STATED GOAL
Find the string "como" and gather every line that holds it.
>> begin RECORDS PROVIDED
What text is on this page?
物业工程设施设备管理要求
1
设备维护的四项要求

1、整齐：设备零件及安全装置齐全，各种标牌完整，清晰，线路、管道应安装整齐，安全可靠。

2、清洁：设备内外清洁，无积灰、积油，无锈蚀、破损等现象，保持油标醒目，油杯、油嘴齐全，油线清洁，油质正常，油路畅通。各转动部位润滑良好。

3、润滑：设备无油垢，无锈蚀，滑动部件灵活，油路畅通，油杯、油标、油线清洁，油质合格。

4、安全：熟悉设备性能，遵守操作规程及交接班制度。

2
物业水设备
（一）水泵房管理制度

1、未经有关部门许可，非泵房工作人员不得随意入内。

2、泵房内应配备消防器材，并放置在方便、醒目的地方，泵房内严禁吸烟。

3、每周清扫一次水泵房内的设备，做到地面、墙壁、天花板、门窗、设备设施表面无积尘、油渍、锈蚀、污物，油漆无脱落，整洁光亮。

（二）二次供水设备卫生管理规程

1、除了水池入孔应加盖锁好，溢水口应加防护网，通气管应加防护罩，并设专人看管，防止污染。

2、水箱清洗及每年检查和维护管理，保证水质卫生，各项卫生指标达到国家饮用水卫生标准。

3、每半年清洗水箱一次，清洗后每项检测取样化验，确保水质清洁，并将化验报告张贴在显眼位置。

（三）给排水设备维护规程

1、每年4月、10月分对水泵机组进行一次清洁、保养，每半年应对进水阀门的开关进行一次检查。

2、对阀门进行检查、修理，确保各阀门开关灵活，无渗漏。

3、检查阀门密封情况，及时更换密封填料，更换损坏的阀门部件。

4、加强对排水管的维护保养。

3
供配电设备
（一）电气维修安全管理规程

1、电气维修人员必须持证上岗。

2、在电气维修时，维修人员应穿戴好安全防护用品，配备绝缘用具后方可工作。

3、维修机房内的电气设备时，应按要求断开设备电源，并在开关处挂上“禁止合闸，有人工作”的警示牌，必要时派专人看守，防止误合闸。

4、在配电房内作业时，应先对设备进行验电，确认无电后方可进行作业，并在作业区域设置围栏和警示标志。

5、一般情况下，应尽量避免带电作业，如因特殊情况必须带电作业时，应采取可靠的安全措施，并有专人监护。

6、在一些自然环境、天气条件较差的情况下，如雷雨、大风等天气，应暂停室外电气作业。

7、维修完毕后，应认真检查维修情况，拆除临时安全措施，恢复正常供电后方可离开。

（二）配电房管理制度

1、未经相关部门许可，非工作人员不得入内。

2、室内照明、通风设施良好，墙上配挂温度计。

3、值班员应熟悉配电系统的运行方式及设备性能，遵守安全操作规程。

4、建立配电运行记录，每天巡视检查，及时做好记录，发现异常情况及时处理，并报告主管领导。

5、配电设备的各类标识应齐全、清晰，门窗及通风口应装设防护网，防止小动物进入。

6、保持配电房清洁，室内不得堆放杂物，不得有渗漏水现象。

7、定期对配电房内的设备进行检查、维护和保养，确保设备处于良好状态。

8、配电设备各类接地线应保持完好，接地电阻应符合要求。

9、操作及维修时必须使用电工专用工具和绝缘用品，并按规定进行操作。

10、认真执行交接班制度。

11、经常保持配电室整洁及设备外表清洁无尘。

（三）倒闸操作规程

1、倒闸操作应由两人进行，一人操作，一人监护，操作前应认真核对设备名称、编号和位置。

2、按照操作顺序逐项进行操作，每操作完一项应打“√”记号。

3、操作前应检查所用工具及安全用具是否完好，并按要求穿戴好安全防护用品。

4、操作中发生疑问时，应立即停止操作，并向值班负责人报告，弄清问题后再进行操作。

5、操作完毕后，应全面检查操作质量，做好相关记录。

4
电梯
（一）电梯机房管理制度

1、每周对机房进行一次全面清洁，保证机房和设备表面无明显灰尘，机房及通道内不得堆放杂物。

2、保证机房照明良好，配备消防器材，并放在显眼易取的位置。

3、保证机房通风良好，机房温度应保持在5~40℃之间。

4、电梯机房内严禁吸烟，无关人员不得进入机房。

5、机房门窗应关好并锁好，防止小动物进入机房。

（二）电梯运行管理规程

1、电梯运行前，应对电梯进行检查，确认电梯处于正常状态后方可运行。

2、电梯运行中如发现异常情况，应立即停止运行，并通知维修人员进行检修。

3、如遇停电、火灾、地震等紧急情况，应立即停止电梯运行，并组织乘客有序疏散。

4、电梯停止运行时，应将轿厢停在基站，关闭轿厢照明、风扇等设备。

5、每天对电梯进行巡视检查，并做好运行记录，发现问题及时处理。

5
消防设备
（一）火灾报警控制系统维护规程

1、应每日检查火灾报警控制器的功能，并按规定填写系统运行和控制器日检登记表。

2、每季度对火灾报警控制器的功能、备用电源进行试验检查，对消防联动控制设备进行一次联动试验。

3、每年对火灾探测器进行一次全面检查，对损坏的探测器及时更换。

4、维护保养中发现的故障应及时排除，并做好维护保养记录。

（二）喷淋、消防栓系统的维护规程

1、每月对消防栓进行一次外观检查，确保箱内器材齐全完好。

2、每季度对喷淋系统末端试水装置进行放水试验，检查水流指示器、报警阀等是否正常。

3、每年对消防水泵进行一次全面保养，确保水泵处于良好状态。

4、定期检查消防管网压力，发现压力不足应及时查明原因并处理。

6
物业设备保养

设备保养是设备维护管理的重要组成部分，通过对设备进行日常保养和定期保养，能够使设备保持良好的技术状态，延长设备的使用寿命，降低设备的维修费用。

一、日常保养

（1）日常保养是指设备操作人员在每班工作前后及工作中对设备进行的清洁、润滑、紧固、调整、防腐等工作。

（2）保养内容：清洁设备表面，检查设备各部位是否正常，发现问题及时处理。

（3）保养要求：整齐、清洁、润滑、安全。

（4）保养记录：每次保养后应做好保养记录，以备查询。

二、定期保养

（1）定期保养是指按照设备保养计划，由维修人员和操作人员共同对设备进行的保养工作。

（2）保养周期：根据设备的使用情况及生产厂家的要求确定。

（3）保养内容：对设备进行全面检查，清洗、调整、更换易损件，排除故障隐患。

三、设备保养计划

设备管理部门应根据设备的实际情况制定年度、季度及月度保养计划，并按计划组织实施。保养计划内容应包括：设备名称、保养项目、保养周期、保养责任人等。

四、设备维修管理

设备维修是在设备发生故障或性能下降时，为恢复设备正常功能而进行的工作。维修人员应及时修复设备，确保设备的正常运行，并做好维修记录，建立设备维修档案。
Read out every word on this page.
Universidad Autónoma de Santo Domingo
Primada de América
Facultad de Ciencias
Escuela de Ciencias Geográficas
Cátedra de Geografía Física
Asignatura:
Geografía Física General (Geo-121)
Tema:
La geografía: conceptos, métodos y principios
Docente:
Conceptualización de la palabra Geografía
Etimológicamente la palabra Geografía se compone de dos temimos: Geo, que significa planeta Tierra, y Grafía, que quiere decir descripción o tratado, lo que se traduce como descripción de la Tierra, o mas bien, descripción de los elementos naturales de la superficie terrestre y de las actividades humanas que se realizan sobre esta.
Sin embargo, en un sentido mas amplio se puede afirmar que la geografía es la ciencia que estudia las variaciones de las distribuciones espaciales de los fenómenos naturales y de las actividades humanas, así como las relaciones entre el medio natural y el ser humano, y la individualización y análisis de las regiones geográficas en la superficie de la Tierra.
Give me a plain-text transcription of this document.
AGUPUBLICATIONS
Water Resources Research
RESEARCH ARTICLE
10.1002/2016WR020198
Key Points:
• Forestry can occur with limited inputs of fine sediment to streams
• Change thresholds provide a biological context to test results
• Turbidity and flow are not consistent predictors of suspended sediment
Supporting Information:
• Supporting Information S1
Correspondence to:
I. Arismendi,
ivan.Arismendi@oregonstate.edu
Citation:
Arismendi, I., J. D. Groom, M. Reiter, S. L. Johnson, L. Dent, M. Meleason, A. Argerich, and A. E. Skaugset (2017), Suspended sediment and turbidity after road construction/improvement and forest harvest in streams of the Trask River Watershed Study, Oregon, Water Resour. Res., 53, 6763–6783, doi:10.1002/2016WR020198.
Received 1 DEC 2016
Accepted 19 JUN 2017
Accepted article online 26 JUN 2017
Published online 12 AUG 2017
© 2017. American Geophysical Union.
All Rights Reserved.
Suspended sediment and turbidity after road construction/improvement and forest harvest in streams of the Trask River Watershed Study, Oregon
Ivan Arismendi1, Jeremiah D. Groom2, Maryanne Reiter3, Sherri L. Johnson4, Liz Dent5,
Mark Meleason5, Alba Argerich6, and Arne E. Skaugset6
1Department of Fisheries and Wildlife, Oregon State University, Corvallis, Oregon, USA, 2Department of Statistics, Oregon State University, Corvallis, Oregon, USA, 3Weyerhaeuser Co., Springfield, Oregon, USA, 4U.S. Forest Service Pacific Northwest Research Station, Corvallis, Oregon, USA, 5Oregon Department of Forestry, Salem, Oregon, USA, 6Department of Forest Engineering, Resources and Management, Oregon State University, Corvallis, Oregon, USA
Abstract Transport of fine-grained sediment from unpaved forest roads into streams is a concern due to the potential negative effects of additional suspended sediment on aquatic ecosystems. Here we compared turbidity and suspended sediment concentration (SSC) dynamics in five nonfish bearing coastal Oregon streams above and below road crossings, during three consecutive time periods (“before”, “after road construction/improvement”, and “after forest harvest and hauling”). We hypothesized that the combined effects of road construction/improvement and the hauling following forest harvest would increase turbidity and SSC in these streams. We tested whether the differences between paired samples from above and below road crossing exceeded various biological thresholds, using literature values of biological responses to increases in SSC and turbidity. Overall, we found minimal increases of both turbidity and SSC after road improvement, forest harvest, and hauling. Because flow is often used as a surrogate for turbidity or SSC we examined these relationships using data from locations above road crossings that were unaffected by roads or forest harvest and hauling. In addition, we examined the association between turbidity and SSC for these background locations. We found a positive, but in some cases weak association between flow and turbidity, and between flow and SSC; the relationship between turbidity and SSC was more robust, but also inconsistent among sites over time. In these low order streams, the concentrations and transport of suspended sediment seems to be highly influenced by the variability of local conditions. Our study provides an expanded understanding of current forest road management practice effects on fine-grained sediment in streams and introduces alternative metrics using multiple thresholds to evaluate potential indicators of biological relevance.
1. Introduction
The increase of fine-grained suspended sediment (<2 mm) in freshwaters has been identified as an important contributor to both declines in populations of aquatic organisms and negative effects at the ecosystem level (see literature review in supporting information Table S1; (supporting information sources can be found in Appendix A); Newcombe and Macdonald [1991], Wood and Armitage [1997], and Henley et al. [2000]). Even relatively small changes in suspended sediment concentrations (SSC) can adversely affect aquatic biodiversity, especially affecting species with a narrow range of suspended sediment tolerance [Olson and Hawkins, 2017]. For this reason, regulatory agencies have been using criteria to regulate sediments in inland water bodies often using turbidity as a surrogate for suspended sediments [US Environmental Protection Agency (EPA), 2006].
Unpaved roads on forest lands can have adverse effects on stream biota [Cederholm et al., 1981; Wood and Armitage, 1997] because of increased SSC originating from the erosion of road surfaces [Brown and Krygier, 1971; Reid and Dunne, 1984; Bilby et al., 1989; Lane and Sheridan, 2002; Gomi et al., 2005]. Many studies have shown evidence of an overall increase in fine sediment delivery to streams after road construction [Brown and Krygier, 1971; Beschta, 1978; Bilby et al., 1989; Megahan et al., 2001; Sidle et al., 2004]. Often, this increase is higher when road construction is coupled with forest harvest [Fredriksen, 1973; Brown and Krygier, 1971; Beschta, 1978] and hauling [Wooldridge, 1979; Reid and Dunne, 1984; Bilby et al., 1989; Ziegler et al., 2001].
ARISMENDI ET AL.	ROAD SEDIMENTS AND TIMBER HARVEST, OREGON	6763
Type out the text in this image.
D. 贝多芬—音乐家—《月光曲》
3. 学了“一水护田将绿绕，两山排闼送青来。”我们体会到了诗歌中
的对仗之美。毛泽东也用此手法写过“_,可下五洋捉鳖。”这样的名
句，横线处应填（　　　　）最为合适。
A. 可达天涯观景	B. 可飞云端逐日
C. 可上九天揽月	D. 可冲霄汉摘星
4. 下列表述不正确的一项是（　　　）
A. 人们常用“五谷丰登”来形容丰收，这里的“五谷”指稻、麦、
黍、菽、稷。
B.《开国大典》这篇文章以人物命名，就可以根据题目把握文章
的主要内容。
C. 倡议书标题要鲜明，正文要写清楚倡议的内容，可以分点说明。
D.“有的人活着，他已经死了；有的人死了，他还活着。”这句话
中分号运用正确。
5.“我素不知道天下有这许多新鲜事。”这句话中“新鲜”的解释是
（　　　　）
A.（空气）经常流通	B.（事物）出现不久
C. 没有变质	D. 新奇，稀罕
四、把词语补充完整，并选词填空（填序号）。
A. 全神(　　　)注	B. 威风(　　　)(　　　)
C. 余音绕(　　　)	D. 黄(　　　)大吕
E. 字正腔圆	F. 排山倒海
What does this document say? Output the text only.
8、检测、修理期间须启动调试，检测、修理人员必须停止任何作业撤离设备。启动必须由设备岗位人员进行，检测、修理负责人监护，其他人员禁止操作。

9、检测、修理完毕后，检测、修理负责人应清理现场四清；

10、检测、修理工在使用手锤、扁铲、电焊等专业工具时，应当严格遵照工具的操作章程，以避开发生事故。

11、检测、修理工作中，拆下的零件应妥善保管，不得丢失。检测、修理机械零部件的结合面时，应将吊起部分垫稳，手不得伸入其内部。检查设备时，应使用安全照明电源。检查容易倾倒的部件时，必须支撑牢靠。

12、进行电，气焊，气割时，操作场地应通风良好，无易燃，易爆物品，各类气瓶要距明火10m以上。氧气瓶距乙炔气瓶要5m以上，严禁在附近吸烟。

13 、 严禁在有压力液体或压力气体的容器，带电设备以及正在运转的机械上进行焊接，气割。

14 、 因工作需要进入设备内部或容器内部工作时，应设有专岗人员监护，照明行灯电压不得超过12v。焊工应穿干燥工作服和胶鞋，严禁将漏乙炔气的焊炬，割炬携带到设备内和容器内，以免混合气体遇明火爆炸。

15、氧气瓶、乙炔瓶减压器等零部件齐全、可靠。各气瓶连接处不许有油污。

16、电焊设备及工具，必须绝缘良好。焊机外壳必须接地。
>> end RECORDS PROVIDED
RESPONSE TO THIS EXERCISE
Etimológicamente la palabra Geografía se compone de dos temimos: Geo, que significa planeta Tierra, y Grafía, que quiere decir descripción o tratado, lo que se traduce como descripción de la Tierra, o mas bien, descripción de los elementos naturales de la superficie terrestre y de las actividades humanas que se realizan sobre esta.
Sin embargo, en un sentido mas amplio se puede afirmar que la geografía es la ciencia que estudia las variaciones de las distribuciones espaciales de los fenómenos naturales y de las actividades humanas, así como las relaciones entre el medio natural y el ser humano, y la individualización y análisis de las regiones geográficas en la superficie de la Tierra.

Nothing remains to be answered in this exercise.